▸ What the exercise asks:
Output the data that follows exactly, line for line.

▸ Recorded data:
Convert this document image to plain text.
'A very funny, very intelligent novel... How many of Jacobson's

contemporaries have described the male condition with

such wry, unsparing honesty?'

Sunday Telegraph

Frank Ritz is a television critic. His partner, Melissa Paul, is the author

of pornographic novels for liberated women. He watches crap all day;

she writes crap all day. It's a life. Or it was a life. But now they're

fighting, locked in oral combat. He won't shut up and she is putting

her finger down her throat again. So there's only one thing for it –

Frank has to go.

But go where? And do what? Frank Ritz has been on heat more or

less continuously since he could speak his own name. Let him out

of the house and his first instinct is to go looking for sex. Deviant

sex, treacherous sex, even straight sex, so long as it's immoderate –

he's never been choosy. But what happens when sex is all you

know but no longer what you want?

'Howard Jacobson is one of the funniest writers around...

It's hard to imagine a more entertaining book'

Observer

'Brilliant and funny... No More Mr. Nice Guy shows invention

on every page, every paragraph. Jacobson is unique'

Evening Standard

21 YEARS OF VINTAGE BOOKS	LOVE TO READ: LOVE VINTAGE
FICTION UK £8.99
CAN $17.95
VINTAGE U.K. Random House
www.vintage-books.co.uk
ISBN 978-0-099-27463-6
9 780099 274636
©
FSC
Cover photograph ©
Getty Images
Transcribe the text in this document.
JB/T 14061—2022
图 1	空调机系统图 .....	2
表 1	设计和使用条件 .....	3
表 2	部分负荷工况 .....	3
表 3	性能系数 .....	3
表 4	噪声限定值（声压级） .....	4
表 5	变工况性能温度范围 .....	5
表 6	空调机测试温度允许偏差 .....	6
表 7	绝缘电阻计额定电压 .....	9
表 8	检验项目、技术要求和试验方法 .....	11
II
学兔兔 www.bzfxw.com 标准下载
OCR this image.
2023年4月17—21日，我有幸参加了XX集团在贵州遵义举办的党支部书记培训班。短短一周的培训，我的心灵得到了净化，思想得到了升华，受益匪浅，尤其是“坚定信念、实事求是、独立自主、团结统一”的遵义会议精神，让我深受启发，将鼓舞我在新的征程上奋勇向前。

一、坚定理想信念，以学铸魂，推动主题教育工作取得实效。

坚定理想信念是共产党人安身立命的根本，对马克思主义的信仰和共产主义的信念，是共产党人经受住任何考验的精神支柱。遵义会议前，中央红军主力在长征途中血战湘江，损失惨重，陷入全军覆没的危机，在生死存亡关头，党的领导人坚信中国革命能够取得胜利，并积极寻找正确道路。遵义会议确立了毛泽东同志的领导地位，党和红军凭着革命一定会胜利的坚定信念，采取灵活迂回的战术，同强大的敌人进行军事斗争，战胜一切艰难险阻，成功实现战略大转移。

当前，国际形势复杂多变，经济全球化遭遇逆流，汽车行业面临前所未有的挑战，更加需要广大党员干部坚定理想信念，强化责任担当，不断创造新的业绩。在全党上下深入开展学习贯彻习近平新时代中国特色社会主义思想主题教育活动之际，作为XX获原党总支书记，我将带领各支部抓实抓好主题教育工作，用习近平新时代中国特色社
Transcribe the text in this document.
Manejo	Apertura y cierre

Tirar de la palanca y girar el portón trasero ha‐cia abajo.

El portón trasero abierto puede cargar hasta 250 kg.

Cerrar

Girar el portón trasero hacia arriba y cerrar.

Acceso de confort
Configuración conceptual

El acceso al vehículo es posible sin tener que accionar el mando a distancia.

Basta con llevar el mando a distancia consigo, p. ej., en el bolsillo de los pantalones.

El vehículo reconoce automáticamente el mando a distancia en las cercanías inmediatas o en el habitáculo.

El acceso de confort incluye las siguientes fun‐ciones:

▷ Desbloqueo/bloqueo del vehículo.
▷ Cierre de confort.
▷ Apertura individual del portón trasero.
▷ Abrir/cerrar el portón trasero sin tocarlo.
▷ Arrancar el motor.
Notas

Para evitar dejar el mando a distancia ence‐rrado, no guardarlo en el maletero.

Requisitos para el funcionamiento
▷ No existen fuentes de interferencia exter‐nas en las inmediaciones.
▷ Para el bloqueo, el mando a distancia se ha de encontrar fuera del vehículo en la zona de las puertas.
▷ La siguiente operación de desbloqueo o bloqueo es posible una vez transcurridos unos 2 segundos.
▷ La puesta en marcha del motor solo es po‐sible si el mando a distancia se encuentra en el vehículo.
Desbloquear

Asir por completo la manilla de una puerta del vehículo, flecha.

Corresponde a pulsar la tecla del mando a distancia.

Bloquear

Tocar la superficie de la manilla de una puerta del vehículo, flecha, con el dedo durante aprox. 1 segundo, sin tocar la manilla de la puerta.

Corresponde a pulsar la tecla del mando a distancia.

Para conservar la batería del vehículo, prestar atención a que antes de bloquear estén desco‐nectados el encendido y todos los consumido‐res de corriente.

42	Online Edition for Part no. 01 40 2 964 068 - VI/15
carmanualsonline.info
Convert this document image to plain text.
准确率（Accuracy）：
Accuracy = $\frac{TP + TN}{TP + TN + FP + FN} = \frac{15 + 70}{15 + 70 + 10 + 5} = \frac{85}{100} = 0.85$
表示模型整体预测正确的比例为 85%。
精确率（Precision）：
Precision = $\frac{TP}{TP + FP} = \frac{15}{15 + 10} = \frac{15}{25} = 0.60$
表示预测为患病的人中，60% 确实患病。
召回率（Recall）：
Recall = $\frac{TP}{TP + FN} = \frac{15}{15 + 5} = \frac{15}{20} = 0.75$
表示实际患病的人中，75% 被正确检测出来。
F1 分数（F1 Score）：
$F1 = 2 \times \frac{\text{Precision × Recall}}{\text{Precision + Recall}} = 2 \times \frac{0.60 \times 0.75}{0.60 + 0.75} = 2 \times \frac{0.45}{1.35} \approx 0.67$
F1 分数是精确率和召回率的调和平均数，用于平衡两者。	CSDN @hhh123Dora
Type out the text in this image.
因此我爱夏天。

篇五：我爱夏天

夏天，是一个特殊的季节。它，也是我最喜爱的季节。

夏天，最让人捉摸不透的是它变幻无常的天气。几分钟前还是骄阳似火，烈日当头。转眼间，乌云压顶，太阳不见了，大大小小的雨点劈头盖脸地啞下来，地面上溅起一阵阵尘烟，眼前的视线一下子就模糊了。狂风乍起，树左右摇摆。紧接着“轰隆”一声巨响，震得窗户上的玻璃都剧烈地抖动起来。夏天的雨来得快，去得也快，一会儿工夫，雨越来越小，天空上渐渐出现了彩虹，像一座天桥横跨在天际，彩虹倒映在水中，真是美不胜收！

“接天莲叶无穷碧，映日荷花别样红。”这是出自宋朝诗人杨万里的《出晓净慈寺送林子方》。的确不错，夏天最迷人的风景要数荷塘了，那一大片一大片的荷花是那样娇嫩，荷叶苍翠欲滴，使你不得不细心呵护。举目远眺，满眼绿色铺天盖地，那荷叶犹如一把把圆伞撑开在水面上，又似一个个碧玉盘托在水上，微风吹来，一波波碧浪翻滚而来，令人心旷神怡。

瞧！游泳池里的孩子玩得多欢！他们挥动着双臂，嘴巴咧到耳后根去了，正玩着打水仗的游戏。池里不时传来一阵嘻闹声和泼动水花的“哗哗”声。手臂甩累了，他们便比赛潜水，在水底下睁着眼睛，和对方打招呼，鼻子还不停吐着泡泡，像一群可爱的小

▸ Solution to the exercise:
Convert this document image to plain text.
'A very funny, very intelligent novel... How many of Jacobson's

contemporaries have described the male condition with

such wry, unsparing honesty?'

Sunday Telegraph

Frank Ritz is a television critic. His partner, Melissa Paul, is the author

of pornographic novels for liberated women. He watches crap all day;

she writes crap all day. It's a life. Or it was a life. But now they're

fighting, locked in oral combat. He won't shut up and she is putting

her finger down her throat again. So there's only one thing for it –

Frank has to go.

But go where? And do what? Frank Ritz has been on heat more or

less continuously since he could speak his own name. Let him out

of the house and his first instinct is to go looking for sex. Deviant

sex, treacherous sex, even straight sex, so long as it's immoderate –

he's never been choosy. But what happens when sex is all you

know but no longer what you want?

'Howard Jacobson is one of the funniest writers around...

It's hard to imagine a more entertaining book'

Observer

'Brilliant and funny... No More Mr. Nice Guy shows invention

on every page, every paragraph. Jacobson is unique'

Evening Standard

21 YEARS OF VINTAGE BOOKS	LOVE TO READ: LOVE VINTAGE
FICTION UK £8.99
CAN $17.95
VINTAGE U.K. Random House
www.vintage-books.co.uk
ISBN 978-0-099-27463-6
9 780099 274636
©
FSC
Cover photograph ©
Getty Images
Transcribe the text in this document.
JB/T 14061—2022
图 1	空调机系统图 .....	2
表 1	设计和使用条件 .....	3
表 2	部分负荷工况 .....	3
表 3	性能系数 .....	3
表 4	噪声限定值（声压级） .....	4
表 5	变工况性能温度范围 .....	5
表 6	空调机测试温度允许偏差 .....	6
表 7	绝缘电阻计额定电压 .....	9
表 8	检验项目、技术要求和试验方法 .....	11
II
学兔兔 www.bzfxw.com 标准下载
OCR this image.
2023年4月17—21日，我有幸参加了XX集团在贵州遵义举办的党支部书记培训班。短短一周的培训，我的心灵得到了净化，思想得到了升华，受益匪浅，尤其是“坚定信念、实事求是、独立自主、团结统一”的遵义会议精神，让我深受启发，将鼓舞我在新的征程上奋勇向前。

一、坚定理想信念，以学铸魂，推动主题教育工作取得实效。

坚定理想信念是共产党人安身立命的根本，对马克思主义的信仰和共产主义的信念，是共产党人经受住任何考验的精神支柱。遵义会议前，中央红军主力在长征途中血战湘江，损失惨重，陷入全军覆没的危机，在生死存亡关头，党的领导人坚信中国革命能够取得胜利，并积极寻找正确道路。遵义会议确立了毛泽东同志的领导地位，党和红军凭着革命一定会胜利的坚定信念，采取灵活迂回的战术，同强大的敌人进行军事斗争，战胜一切艰难险阻，成功实现战略大转移。

当前，国际形势复杂多变，经济全球化遭遇逆流，汽车行业面临前所未有的挑战，更加需要广大党员干部坚定理想信念，强化责任担当，不断创造新的业绩。在全党上下深入开展学习贯彻习近平新时代中国特色社会主义思想主题教育活动之际，作为XX获原党总支书记，我将带领各支部抓实抓好主题教育工作，用习近平新时代中国特色社
Transcribe the text in this document.
Manejo	Apertura y cierre

Tirar de la palanca y girar el portón trasero ha‐cia abajo.

El portón trasero abierto puede cargar hasta 250 kg.

Cerrar

Girar el portón trasero hacia arriba y cerrar.

Acceso de confort
Configuración conceptual

El acceso al vehículo es posible sin tener que accionar el mando a distancia.

Basta con llevar el mando a distancia consigo, p. ej., en el bolsillo de los pantalones.

El vehículo reconoce automáticamente el mando a distancia en las cercanías inmediatas o en el habitáculo.

El acceso de confort incluye las siguientes fun‐ciones:

▷ Desbloqueo/bloqueo del vehículo.
▷ Cierre de confort.
▷ Apertura individual del portón trasero.
▷ Abrir/cerrar el portón trasero sin tocarlo.
▷ Arrancar el motor.
Notas

Para evitar dejar el mando a distancia ence‐rrado, no guardarlo en el maletero.

Requisitos para el funcionamiento
▷ No existen fuentes de interferencia exter‐nas en las inmediaciones.
▷ Para el bloqueo, el mando a distancia se ha de encontrar fuera del vehículo en la zona de las puertas.
▷ La siguiente operación de desbloqueo o bloqueo es posible una vez transcurridos unos 2 segundos.
▷ La puesta en marcha del motor solo es po‐sible si el mando a distancia se encuentra en el vehículo.
Desbloquear

Asir por completo la manilla de una puerta del vehículo, flecha.

Corresponde a pulsar la tecla del mando a distancia.

Bloquear

Tocar la superficie de la manilla de una puerta del vehículo, flecha, con el dedo durante aprox. 1 segundo, sin tocar la manilla de la puerta.

Corresponde a pulsar la tecla del mando a distancia.

Para conservar la batería del vehículo, prestar atención a que antes de bloquear estén desco‐nectados el encendido y todos los consumido‐res de corriente.

42	Online Edition for Part no. 01 40 2 964 068 - VI/15
carmanualsonline.info
Convert this document image to plain text.
准确率（Accuracy）：
Accuracy = $\frac{TP + TN}{TP + TN + FP + FN} = \frac{15 + 70}{15 + 70 + 10 + 5} = \frac{85}{100} = 0.85$
表示模型整体预测正确的比例为 85%。
精确率（Precision）：
Precision = $\frac{TP}{TP + FP} = \frac{15}{15 + 10} = \frac{15}{25} = 0.60$
表示预测为患病的人中，60% 确实患病。
召回率（Recall）：
Recall = $\frac{TP}{TP + FN} = \frac{15}{15 + 5} = \frac{15}{20} = 0.75$
表示实际患病的人中，75% 被正确检测出来。
F1 分数（F1 Score）：
$F1 = 2 \times \frac{\text{Precision × Recall}}{\text{Precision + Recall}} = 2 \times \frac{0.60 \times 0.75}{0.60 + 0.75} = 2 \times \frac{0.45}{1.35} \approx 0.67$
F1 分数是精确率和召回率的调和平均数，用于平衡两者。	CSDN @hhh123Dora
Type out the text in this image.
因此我爱夏天。

篇五：我爱夏天

夏天，是一个特殊的季节。它，也是我最喜爱的季节。

夏天，最让人捉摸不透的是它变幻无常的天气。几分钟前还是骄阳似火，烈日当头。转眼间，乌云压顶，太阳不见了，大大小小的雨点劈头盖脸地啞下来，地面上溅起一阵阵尘烟，眼前的视线一下子就模糊了。狂风乍起，树左右摇摆。紧接着“轰隆”一声巨响，震得窗户上的玻璃都剧烈地抖动起来。夏天的雨来得快，去得也快，一会儿工夫，雨越来越小，天空上渐渐出现了彩虹，像一座天桥横跨在天际，彩虹倒映在水中，真是美不胜收！

“接天莲叶无穷碧，映日荷花别样红。”这是出自宋朝诗人杨万里的《出晓净慈寺送林子方》。的确不错，夏天最迷人的风景要数荷塘了，那一大片一大片的荷花是那样娇嫩，荷叶苍翠欲滴，使你不得不细心呵护。举目远眺，满眼绿色铺天盖地，那荷叶犹如一把把圆伞撑开在水面上，又似一个个碧玉盘托在水上，微风吹来，一波波碧浪翻滚而来，令人心旷神怡。

瞧！游泳池里的孩子玩得多欢！他们挥动着双臂，嘴巴咧到耳后根去了，正玩着打水仗的游戏。池里不时传来一阵嘻闹声和泼动水花的“哗哗”声。手臂甩累了，他们便比赛潜水，在水底下睁着眼睛，和对方打招呼，鼻子还不停吐着泡泡，像一群可爱的小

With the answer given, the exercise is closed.